* Your goal: Read through the data and report every line in which the word "content" occurs.

(Dataset rows about figures)
********************
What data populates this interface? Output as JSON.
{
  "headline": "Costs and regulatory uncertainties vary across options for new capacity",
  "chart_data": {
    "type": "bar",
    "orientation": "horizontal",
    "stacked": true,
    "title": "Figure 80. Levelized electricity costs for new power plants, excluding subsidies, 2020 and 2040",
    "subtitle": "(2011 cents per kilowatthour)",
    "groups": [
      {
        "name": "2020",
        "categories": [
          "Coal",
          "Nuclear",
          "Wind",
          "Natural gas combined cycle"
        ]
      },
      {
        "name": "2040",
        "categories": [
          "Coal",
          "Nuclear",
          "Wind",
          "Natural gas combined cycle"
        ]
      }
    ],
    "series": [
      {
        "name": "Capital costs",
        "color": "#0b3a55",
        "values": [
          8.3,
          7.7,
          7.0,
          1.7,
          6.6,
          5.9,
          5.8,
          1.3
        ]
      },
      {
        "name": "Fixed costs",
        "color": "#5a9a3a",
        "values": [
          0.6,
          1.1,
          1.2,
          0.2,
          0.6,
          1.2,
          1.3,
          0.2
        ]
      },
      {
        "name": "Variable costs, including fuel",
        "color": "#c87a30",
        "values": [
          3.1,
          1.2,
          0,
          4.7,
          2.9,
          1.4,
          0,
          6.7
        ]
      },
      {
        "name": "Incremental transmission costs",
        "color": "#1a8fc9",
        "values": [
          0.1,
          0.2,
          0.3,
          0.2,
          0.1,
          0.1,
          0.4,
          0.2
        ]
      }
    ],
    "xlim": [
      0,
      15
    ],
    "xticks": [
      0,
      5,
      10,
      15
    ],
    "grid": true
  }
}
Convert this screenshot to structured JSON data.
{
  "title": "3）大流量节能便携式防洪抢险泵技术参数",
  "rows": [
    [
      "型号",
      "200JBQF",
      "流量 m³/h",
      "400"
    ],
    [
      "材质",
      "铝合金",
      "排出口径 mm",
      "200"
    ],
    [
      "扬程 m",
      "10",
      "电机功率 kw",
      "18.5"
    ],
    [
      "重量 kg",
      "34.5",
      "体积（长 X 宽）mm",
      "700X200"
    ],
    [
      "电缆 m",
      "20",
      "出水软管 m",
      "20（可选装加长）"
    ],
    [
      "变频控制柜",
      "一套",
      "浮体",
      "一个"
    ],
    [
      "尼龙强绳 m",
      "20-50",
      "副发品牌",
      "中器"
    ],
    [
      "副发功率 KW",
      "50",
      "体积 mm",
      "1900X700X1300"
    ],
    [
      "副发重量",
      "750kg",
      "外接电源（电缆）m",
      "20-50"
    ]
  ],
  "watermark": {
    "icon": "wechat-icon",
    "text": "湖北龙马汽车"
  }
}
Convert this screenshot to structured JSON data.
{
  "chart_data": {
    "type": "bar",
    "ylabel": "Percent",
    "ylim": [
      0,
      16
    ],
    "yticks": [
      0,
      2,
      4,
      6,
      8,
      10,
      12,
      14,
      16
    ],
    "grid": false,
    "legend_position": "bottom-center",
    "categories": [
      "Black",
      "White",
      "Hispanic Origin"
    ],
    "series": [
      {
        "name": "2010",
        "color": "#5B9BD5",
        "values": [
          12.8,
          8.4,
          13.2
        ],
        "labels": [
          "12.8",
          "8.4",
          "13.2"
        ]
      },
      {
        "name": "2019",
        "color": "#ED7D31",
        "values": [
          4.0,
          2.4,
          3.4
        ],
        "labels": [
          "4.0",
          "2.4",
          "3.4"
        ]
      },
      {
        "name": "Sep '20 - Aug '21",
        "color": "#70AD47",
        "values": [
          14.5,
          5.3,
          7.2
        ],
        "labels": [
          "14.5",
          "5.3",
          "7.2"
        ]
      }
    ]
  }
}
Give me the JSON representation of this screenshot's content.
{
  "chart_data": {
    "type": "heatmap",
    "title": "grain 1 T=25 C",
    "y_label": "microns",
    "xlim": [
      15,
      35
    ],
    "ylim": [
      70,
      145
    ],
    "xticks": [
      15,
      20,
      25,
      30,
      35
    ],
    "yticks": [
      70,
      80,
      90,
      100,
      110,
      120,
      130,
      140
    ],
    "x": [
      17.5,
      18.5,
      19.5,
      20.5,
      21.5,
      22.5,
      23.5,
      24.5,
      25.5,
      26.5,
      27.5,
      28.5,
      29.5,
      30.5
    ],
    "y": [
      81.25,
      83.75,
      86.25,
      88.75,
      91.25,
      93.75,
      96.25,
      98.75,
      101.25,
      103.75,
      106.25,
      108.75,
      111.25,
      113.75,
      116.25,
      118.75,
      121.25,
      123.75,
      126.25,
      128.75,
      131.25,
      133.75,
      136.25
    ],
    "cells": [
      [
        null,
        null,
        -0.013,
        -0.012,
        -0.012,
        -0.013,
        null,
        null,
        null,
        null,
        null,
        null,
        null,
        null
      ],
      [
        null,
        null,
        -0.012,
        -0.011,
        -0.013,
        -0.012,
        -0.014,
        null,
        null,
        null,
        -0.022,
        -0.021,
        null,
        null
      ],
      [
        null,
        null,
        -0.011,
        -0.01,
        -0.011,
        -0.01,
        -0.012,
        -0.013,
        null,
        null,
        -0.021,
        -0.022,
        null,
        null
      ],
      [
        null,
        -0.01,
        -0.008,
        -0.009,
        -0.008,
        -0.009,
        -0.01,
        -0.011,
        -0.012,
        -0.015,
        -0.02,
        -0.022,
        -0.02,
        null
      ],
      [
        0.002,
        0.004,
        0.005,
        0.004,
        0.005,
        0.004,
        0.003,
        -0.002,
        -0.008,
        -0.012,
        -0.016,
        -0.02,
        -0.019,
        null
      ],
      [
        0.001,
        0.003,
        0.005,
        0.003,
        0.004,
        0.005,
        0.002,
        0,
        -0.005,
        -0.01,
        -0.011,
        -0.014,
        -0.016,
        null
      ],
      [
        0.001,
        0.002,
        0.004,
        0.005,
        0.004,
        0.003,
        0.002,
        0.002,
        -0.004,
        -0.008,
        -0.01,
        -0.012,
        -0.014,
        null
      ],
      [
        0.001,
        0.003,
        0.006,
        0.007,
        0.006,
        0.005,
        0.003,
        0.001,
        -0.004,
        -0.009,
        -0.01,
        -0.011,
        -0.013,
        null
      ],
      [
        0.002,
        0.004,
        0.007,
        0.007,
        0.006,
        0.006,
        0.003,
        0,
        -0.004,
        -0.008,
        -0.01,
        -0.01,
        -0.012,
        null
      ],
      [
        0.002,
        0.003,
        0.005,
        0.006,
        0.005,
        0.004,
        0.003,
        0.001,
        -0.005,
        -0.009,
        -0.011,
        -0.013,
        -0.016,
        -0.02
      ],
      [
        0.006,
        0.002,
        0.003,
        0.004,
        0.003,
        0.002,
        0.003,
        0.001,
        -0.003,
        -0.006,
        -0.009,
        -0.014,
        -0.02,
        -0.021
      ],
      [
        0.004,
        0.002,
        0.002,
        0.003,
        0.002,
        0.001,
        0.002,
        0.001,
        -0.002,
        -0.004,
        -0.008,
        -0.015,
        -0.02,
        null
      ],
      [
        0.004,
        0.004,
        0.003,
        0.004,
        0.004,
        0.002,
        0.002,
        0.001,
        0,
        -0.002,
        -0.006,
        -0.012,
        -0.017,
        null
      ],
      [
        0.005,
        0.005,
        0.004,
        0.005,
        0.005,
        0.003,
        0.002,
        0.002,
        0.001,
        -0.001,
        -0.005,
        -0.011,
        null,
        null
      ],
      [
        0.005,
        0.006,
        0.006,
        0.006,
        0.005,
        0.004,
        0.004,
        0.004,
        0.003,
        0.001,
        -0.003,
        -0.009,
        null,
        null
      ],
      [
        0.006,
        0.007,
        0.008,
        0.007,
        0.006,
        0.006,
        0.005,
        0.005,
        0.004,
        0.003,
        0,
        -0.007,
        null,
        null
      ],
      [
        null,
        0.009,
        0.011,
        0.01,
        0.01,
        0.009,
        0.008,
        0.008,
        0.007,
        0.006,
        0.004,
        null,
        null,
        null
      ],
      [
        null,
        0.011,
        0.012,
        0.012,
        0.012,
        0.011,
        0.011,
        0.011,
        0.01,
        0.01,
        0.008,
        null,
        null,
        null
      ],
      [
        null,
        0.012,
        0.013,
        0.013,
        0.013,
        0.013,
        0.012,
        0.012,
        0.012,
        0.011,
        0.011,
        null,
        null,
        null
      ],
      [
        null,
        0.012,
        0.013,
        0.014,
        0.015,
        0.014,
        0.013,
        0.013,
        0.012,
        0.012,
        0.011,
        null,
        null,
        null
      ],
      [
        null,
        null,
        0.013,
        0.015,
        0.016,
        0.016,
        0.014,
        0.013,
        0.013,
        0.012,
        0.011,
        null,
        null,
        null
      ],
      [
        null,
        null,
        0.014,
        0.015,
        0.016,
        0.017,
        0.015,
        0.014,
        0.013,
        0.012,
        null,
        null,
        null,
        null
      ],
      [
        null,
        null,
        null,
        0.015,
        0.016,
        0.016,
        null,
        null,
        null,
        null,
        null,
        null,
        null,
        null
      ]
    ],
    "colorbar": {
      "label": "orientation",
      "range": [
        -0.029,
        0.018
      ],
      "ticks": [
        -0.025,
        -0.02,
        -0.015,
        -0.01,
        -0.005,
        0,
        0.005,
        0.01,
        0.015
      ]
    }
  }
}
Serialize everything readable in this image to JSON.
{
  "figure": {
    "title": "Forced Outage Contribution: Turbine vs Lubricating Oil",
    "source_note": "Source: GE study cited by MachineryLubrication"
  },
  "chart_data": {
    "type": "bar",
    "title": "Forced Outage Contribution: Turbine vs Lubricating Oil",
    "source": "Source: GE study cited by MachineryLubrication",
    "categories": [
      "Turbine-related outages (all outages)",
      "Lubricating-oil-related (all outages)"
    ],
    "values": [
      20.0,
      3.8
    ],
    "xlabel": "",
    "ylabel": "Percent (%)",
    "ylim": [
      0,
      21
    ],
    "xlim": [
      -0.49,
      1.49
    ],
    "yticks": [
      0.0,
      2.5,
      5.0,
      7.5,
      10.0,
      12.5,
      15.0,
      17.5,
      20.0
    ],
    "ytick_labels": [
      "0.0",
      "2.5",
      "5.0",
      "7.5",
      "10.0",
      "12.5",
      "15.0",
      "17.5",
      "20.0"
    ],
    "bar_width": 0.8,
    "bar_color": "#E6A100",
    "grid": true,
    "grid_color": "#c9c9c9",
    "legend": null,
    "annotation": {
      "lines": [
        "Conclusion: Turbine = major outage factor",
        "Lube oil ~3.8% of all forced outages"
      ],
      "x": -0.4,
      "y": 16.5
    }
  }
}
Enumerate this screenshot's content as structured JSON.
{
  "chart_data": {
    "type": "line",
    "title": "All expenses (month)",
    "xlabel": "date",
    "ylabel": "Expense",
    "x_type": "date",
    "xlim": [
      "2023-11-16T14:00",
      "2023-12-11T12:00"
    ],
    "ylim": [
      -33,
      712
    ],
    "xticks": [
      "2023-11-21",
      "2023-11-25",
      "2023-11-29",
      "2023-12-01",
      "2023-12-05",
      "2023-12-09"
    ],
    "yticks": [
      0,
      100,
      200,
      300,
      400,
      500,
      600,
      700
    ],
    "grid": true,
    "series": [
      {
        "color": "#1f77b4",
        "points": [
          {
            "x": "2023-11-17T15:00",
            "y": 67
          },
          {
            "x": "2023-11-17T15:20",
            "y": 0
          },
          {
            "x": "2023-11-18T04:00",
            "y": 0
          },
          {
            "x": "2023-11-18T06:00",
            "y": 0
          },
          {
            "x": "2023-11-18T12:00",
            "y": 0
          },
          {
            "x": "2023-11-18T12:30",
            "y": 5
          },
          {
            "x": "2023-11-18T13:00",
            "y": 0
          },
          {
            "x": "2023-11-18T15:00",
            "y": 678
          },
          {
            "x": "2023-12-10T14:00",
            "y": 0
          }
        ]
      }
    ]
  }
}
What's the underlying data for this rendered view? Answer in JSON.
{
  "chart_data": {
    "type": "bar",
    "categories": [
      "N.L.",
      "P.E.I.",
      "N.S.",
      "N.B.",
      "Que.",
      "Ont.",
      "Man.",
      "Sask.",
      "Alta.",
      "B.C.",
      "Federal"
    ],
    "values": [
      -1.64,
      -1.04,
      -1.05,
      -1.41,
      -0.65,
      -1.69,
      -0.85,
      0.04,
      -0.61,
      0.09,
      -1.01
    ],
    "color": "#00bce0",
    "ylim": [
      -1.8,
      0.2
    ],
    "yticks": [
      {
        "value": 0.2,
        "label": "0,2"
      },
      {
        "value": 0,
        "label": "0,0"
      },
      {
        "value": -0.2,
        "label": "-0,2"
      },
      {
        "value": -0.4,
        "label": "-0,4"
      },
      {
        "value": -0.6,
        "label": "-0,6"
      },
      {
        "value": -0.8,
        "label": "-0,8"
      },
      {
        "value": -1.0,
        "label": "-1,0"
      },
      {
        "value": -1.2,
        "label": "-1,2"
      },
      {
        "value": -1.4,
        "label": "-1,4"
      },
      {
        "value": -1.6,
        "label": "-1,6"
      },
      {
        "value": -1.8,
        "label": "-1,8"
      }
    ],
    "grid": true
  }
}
********************
* Final result:
Give me the JSON representation of this screenshot's content.
Enumerate this screenshot's content as structured JSON.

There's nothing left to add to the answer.